* Start INPUT FOR THIS TASK *

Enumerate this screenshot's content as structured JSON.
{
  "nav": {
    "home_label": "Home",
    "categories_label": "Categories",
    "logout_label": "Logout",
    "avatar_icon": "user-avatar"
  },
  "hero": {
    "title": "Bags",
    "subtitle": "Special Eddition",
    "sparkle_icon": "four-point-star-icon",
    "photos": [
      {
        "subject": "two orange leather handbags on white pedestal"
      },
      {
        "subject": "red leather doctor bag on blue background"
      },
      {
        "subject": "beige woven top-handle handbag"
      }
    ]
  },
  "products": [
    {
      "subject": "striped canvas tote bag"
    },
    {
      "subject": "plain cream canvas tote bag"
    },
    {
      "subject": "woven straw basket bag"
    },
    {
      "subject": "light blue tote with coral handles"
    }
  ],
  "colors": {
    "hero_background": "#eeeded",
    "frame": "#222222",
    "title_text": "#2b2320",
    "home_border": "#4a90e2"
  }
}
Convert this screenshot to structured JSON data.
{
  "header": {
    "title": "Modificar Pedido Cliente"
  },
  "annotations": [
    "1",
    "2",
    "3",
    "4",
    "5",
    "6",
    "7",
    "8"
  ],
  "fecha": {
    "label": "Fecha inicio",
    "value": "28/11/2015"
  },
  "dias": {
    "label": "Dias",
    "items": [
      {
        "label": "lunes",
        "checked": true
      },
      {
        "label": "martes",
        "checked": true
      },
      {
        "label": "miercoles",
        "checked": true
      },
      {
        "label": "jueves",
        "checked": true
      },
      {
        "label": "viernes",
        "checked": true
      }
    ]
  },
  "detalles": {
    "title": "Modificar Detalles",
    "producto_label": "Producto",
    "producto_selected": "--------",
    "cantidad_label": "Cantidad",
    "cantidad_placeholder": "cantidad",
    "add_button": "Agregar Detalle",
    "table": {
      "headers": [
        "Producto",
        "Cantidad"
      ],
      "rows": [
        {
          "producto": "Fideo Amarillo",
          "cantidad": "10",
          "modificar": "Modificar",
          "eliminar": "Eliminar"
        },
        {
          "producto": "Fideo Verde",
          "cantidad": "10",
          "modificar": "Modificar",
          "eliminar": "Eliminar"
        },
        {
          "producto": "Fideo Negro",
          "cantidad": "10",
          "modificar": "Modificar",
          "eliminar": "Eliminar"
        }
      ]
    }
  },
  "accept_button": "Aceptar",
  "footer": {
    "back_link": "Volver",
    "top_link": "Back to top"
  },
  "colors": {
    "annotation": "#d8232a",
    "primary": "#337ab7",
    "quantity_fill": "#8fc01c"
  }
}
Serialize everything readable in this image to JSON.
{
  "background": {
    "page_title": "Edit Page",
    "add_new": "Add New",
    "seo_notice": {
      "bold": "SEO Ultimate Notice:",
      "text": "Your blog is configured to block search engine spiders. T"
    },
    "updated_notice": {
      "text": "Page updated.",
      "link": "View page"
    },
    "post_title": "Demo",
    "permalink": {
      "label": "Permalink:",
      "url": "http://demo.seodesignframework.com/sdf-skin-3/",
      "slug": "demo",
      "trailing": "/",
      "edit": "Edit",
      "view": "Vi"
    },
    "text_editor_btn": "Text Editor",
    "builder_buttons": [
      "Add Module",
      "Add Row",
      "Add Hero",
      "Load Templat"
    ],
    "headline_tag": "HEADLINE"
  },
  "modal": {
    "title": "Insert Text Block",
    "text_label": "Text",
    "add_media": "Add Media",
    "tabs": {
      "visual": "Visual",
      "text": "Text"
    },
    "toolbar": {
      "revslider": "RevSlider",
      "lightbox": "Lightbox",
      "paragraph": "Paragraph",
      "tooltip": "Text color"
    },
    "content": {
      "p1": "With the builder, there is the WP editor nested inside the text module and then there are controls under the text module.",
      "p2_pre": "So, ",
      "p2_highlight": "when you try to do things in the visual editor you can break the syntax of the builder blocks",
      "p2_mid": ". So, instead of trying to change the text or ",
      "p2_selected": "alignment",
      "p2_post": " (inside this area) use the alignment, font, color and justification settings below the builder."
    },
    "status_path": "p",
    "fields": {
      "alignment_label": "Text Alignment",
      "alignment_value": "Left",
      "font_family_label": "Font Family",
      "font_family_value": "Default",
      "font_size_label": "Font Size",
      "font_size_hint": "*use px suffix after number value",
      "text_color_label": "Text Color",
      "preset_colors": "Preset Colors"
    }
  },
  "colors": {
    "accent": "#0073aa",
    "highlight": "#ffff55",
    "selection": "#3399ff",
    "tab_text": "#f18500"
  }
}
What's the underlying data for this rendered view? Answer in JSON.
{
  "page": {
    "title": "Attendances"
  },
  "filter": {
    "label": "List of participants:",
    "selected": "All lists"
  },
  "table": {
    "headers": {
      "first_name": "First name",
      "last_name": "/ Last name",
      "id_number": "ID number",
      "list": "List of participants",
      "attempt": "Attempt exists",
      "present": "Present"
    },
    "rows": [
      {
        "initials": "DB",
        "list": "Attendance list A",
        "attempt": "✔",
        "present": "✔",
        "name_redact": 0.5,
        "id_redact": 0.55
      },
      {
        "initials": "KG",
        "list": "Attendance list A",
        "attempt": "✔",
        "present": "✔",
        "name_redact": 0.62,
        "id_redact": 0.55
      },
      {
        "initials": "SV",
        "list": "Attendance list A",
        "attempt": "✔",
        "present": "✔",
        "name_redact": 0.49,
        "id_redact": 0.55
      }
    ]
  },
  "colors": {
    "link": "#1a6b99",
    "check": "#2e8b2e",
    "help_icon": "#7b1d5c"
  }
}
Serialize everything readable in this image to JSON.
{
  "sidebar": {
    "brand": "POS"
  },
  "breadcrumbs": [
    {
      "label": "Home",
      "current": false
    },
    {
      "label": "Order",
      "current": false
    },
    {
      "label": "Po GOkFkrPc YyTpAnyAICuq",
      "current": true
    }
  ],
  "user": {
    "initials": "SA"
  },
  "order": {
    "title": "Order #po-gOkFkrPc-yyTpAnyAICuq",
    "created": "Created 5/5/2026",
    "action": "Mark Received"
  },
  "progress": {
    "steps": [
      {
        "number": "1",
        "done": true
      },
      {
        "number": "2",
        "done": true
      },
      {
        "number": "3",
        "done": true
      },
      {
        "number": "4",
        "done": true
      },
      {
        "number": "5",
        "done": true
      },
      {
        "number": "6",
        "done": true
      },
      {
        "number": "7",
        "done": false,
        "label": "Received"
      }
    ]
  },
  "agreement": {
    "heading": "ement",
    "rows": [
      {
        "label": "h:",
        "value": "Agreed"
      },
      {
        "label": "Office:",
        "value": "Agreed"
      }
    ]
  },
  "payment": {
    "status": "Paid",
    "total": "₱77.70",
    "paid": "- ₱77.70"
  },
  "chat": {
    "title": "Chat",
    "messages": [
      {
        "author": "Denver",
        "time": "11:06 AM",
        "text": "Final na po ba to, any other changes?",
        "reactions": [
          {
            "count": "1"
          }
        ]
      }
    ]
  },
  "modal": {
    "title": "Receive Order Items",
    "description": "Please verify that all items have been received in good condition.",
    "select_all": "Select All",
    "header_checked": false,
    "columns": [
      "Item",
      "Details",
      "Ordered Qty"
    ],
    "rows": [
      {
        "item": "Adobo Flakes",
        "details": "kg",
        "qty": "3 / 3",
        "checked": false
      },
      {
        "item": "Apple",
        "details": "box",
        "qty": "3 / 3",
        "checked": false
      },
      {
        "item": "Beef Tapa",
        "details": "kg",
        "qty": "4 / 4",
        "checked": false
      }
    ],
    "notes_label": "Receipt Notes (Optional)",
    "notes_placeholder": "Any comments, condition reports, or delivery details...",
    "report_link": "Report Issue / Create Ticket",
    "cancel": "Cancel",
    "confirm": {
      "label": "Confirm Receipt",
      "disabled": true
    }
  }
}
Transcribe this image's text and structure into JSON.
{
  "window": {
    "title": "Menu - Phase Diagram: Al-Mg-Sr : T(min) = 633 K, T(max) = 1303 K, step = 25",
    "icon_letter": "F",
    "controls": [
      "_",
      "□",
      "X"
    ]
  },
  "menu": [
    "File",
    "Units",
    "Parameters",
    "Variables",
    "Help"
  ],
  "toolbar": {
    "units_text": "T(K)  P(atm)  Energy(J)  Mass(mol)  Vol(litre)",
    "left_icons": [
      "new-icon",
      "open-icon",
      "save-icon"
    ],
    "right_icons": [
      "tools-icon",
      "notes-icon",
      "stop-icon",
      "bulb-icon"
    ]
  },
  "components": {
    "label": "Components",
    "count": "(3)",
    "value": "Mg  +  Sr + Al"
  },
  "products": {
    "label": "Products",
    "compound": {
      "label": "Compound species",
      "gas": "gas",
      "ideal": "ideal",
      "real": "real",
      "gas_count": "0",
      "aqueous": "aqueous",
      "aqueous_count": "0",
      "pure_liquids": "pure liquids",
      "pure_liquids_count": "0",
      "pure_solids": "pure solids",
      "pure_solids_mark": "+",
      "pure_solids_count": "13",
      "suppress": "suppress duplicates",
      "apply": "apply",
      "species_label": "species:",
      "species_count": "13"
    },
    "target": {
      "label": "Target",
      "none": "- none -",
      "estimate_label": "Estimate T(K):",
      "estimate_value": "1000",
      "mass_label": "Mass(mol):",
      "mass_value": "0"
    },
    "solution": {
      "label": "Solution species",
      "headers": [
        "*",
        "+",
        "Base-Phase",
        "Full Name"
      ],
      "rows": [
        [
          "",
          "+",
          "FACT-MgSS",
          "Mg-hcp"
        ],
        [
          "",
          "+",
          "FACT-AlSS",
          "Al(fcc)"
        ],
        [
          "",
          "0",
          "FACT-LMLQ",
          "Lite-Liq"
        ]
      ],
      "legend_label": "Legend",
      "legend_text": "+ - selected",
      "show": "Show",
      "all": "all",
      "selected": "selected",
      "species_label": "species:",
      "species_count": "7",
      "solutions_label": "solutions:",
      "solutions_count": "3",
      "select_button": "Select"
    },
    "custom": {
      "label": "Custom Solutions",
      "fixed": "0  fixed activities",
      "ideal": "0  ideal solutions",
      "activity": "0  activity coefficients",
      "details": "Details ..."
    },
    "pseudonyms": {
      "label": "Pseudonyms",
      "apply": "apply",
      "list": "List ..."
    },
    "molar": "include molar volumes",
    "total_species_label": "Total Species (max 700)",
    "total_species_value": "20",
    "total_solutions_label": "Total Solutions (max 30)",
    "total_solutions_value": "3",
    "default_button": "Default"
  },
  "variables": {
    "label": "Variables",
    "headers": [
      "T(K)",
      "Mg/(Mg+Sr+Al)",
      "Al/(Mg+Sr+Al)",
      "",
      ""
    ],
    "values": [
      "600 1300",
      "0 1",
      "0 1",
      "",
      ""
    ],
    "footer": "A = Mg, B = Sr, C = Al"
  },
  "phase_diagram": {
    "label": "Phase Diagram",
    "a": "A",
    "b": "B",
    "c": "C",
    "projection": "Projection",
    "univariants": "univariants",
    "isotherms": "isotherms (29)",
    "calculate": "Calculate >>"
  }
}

* End INPUT FOR THIS TASK *

## WORK INSTRUCTIONS
Check all the records above and select each line where the string "data" is found.

## EXERCISE RESULT
Convert this screenshot to structured JSON data.
What's the underlying data for this rendered view? Answer in JSON.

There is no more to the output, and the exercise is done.